##### ENTRIES SHOWN #####
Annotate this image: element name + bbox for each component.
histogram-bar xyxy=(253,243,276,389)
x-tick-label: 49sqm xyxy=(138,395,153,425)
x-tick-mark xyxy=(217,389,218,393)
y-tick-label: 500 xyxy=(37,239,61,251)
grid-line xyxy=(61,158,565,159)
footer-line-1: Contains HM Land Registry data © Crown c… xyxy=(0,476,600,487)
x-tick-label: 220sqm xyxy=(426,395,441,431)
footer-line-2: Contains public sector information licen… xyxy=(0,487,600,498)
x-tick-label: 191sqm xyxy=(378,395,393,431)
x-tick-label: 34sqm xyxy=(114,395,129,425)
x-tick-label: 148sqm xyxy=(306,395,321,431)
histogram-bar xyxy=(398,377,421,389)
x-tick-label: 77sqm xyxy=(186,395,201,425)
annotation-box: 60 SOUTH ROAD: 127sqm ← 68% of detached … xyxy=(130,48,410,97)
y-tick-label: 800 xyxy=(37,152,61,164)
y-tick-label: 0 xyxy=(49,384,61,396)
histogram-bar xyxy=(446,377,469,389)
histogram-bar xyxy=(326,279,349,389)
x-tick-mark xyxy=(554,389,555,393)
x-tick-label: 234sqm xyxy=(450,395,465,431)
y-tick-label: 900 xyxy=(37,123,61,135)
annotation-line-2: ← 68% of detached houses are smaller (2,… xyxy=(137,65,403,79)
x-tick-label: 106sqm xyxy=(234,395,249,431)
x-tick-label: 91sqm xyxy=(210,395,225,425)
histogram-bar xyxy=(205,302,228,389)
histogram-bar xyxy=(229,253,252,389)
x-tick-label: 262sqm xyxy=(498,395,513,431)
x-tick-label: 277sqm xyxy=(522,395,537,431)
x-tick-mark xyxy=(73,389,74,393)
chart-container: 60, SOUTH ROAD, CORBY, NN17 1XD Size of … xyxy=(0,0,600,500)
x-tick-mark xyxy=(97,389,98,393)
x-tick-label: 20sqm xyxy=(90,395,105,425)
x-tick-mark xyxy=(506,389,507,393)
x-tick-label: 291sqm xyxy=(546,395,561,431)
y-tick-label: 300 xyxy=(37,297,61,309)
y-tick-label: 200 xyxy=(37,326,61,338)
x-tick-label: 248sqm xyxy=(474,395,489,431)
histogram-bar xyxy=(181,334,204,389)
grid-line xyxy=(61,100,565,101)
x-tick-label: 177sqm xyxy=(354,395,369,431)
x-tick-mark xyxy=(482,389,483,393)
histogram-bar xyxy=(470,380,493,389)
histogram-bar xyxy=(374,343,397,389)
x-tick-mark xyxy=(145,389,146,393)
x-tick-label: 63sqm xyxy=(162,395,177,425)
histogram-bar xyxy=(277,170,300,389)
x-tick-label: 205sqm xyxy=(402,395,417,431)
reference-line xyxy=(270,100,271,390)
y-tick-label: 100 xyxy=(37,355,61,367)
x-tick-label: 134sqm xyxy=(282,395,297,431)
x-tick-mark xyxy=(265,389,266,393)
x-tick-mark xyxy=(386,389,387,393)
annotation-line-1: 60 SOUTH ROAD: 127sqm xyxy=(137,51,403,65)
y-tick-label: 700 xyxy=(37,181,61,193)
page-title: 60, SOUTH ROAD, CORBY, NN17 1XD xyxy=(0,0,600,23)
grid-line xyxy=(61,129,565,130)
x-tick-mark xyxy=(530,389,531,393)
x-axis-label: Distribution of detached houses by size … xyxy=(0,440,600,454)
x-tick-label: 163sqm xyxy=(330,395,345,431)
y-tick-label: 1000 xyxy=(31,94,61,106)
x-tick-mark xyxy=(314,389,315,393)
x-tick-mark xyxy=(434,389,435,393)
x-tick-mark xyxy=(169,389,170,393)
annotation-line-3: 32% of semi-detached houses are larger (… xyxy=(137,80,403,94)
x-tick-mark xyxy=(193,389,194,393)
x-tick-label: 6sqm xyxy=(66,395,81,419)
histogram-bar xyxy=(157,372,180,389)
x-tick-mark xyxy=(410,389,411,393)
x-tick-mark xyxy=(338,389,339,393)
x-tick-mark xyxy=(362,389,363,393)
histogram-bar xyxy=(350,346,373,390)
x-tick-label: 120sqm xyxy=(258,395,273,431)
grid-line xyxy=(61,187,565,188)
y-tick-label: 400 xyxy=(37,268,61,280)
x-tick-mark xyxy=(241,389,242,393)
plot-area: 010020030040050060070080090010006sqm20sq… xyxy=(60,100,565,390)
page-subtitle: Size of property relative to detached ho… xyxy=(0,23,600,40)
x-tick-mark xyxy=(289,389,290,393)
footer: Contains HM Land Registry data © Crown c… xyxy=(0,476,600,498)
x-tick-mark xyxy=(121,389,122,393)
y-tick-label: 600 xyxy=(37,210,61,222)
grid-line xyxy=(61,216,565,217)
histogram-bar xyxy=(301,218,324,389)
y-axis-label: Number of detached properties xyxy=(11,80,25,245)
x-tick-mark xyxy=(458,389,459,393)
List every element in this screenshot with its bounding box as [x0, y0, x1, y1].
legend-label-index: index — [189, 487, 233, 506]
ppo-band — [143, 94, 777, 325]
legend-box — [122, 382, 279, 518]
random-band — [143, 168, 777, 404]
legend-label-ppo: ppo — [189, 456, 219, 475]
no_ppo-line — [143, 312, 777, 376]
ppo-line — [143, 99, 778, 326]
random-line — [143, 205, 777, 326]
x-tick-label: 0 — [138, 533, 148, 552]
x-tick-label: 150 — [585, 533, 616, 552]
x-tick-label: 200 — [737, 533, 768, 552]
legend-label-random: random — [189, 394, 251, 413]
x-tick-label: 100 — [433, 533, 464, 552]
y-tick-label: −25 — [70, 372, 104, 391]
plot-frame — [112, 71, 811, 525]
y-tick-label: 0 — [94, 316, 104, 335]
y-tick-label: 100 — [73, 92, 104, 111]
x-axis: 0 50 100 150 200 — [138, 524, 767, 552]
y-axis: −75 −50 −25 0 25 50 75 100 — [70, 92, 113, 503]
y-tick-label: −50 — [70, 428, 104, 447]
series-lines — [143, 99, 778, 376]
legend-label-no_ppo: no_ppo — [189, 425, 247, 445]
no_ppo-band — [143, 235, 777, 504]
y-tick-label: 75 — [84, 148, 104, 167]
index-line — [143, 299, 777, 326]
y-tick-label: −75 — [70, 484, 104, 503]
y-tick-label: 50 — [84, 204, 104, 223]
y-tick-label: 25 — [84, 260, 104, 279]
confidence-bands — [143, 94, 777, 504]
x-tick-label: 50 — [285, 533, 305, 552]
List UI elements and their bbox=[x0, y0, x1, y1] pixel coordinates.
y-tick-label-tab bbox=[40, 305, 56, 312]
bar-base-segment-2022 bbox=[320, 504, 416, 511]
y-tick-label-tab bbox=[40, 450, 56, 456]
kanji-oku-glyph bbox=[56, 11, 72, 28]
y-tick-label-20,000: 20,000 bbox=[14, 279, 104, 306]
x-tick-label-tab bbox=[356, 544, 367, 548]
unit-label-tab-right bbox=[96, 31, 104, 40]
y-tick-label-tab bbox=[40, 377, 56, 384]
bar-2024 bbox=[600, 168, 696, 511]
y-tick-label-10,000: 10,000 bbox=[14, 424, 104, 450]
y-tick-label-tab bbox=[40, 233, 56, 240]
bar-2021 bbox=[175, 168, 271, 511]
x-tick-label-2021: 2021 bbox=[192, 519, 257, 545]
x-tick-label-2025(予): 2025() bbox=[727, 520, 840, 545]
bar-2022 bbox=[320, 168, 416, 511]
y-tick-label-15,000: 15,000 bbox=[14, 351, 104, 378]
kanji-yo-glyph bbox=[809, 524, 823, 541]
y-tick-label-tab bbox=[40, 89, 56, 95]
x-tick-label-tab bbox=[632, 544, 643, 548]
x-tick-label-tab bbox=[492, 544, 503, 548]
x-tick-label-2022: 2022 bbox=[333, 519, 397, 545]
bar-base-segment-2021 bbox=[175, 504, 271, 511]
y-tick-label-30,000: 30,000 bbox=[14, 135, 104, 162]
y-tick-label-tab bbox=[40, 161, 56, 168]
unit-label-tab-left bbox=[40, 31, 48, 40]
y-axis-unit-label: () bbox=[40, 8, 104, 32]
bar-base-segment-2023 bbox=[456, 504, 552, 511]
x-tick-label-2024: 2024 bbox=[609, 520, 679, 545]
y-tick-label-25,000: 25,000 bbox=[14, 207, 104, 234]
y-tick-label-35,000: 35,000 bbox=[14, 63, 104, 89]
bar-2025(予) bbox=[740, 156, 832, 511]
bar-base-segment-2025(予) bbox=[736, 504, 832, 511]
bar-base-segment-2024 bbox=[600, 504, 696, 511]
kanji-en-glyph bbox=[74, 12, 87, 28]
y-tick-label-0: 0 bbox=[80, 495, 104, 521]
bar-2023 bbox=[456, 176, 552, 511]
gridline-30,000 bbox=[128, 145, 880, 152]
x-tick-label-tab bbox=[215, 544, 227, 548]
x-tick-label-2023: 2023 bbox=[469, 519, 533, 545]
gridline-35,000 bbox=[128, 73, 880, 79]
#####
* _WHAT IS BEING ASKED_:
Reproduce the entries verbatim, from the first line of the data listing through the line that contains "x-tick-label: 34sqm xyxy=(114,395,129,425)".

* _SOLVED PROBLEM_:
Annotate this image: element name + bbox for each component.
histogram-bar xyxy=(253,243,276,389)
x-tick-label: 49sqm xyxy=(138,395,153,425)
x-tick-mark xyxy=(217,389,218,393)
y-tick-label: 500 xyxy=(37,239,61,251)
grid-line xyxy=(61,158,565,159)
footer-line-1: Contains HM Land Registry data © Crown c… xyxy=(0,476,600,487)
x-tick-label: 220sqm xyxy=(426,395,441,431)
footer-line-2: Contains public sector information licen… xyxy=(0,487,600,498)
x-tick-label: 191sqm xyxy=(378,395,393,431)
x-tick-label: 34sqm xyxy=(114,395,129,425)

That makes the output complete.